Using the entries below, quote exactly the span of lines that begins with the line containing "Convert this document image to plain text." and ends with the final line.
+++ PROVIDED ENTRIES
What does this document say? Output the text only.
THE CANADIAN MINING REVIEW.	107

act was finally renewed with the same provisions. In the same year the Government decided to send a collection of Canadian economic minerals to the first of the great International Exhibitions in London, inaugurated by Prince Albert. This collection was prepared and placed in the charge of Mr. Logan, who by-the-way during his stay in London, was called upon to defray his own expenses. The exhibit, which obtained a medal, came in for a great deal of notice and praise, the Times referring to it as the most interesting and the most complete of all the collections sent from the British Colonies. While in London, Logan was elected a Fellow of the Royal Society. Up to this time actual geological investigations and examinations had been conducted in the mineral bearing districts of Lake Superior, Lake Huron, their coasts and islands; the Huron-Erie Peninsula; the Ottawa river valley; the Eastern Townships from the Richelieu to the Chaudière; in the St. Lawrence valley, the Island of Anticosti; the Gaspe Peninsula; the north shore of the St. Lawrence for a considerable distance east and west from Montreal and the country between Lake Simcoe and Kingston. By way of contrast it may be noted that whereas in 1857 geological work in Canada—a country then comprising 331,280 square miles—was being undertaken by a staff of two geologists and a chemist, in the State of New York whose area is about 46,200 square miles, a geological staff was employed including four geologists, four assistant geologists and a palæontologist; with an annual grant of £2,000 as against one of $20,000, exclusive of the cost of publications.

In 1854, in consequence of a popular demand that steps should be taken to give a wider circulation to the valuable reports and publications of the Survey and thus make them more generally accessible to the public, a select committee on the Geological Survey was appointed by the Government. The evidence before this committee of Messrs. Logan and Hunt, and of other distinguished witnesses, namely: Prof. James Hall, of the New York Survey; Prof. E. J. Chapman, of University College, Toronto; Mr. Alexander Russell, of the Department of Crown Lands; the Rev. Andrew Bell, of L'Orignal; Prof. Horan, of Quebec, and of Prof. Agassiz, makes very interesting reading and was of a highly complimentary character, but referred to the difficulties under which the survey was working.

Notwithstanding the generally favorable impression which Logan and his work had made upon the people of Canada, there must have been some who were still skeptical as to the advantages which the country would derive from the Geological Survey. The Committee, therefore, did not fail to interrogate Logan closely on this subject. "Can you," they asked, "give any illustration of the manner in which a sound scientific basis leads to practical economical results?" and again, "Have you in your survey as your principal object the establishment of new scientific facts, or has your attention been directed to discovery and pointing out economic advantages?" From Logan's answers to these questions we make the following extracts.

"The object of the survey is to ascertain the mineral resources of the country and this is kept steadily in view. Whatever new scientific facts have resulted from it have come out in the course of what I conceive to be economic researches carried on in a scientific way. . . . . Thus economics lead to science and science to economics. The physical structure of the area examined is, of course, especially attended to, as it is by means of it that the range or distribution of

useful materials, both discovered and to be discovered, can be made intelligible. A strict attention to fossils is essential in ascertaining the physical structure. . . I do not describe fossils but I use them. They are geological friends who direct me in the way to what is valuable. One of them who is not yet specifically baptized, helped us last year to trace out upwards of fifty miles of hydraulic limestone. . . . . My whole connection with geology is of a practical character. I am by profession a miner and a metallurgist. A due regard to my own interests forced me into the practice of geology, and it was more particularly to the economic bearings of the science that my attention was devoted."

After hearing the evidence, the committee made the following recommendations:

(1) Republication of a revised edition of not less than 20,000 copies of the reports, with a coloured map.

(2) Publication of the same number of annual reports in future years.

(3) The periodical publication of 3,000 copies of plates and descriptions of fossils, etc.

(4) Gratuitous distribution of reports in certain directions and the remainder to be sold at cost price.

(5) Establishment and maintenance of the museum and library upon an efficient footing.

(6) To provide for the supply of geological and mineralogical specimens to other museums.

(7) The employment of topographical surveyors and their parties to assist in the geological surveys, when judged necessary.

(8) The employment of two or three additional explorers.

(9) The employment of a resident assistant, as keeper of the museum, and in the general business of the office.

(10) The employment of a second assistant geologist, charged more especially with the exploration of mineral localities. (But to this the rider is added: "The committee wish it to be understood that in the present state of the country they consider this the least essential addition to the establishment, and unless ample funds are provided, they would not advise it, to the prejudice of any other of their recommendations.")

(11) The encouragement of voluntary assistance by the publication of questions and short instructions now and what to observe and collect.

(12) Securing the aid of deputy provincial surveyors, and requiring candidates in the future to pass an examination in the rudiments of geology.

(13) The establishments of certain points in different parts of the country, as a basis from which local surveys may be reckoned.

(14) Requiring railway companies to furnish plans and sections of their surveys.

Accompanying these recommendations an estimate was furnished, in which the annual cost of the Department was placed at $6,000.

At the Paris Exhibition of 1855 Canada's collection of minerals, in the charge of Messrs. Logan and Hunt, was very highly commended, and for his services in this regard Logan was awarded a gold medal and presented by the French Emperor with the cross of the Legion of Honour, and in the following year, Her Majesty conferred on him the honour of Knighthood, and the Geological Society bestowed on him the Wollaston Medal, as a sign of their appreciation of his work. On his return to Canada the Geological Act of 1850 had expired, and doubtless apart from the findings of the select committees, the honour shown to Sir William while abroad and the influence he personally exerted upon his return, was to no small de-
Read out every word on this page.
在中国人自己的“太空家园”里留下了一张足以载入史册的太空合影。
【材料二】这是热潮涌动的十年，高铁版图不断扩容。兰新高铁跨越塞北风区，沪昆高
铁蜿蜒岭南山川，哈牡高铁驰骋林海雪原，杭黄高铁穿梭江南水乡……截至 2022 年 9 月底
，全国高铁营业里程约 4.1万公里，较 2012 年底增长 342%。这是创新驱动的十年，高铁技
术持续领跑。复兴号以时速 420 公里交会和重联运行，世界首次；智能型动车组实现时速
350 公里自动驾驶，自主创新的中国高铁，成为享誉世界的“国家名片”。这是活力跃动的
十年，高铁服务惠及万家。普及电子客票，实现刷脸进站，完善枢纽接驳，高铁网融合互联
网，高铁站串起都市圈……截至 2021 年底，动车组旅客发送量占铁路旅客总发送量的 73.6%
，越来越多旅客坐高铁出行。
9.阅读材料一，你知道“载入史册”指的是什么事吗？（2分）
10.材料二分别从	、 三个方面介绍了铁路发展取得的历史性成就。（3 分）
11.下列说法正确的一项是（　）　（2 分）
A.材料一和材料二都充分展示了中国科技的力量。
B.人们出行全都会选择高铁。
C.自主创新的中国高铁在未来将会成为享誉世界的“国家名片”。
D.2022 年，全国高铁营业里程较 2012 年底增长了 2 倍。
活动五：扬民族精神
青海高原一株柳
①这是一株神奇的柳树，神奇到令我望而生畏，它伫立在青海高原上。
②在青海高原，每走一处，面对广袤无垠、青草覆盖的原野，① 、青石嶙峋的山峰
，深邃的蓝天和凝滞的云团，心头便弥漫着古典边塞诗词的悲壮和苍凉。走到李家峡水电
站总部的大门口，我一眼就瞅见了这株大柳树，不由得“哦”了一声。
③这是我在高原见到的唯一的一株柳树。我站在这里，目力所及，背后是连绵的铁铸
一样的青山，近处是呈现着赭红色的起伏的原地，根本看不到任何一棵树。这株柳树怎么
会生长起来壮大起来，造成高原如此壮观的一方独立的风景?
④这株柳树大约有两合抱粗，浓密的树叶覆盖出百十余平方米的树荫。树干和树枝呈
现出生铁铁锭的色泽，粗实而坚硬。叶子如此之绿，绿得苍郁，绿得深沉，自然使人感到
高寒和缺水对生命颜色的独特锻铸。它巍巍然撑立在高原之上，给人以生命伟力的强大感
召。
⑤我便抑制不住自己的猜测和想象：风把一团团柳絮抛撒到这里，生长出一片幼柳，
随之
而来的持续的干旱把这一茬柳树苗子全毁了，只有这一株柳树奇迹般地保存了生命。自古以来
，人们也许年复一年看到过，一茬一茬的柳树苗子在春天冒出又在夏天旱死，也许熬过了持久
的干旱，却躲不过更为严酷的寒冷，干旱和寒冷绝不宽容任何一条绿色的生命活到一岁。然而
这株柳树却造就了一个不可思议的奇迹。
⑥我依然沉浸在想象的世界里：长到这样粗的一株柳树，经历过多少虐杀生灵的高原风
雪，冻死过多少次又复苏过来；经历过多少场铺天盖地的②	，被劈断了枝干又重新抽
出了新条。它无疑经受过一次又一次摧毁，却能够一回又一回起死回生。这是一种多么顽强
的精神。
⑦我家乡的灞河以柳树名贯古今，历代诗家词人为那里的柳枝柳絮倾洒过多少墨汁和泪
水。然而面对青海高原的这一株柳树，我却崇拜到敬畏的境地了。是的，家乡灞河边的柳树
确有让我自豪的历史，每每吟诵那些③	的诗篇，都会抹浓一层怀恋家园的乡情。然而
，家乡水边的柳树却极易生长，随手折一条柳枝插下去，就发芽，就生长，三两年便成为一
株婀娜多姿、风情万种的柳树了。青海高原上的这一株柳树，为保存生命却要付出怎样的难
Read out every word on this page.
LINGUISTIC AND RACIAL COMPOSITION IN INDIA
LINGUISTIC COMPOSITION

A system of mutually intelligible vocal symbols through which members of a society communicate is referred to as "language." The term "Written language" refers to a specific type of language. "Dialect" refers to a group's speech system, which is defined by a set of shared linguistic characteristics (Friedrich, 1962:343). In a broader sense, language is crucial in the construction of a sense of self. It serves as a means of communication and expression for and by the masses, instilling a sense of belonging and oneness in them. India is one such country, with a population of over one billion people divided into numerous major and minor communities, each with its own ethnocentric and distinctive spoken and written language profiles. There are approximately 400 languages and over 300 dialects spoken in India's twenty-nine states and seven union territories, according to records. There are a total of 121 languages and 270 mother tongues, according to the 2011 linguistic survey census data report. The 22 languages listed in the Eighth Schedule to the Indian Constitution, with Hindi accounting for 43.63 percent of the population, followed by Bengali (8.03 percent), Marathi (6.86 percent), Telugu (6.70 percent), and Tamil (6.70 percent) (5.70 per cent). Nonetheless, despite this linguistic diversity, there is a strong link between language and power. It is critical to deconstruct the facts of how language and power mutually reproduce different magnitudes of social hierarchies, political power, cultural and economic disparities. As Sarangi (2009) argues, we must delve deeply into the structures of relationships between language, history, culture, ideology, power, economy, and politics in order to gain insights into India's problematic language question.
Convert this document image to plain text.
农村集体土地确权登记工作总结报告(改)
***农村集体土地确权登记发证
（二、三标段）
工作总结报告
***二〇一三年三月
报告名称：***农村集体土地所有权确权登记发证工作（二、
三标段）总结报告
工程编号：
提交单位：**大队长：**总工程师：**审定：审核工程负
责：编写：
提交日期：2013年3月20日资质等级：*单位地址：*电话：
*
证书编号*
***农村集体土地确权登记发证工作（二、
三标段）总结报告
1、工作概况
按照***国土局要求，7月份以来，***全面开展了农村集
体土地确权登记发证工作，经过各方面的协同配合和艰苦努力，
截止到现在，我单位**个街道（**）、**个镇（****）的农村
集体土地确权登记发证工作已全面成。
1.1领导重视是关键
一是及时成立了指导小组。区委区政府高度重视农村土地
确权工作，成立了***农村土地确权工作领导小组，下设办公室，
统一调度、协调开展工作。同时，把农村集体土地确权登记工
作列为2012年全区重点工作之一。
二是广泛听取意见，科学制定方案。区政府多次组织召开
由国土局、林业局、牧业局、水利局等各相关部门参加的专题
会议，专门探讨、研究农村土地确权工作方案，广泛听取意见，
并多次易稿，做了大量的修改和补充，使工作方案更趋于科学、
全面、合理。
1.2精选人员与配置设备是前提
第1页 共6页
++++++
SOLUTION TO THE PROBLEM ::
Convert this document image to plain text.
农村集体土地确权登记工作总结报告(改)
***农村集体土地确权登记发证
（二、三标段）
工作总结报告
***二〇一三年三月
报告名称：***农村集体土地所有权确权登记发证工作（二、
三标段）总结报告
工程编号：
提交单位：**大队长：**总工程师：**审定：审核工程负
责：编写：
提交日期：2013年3月20日资质等级：*单位地址：*电话：
*
证书编号*
***农村集体土地确权登记发证工作（二、
三标段）总结报告
1、工作概况
按照***国土局要求，7月份以来，***全面开展了农村集
体土地确权登记发证工作，经过各方面的协同配合和艰苦努力，
截止到现在，我单位**个街道（**）、**个镇（****）的农村
集体土地确权登记发证工作已全面成。
1.1领导重视是关键
一是及时成立了指导小组。区委区政府高度重视农村土地
确权工作，成立了***农村土地确权工作领导小组，下设办公室，
统一调度、协调开展工作。同时，把农村集体土地确权登记工
作列为2012年全区重点工作之一。
二是广泛听取意见，科学制定方案。区政府多次组织召开
由国土局、林业局、牧业局、水利局等各相关部门参加的专题
会议，专门探讨、研究农村土地确权工作方案，广泛听取意见，
并多次易稿，做了大量的修改和补充，使工作方案更趋于科学、
全面、合理。
1.2精选人员与配置设备是前提
第1页 共6页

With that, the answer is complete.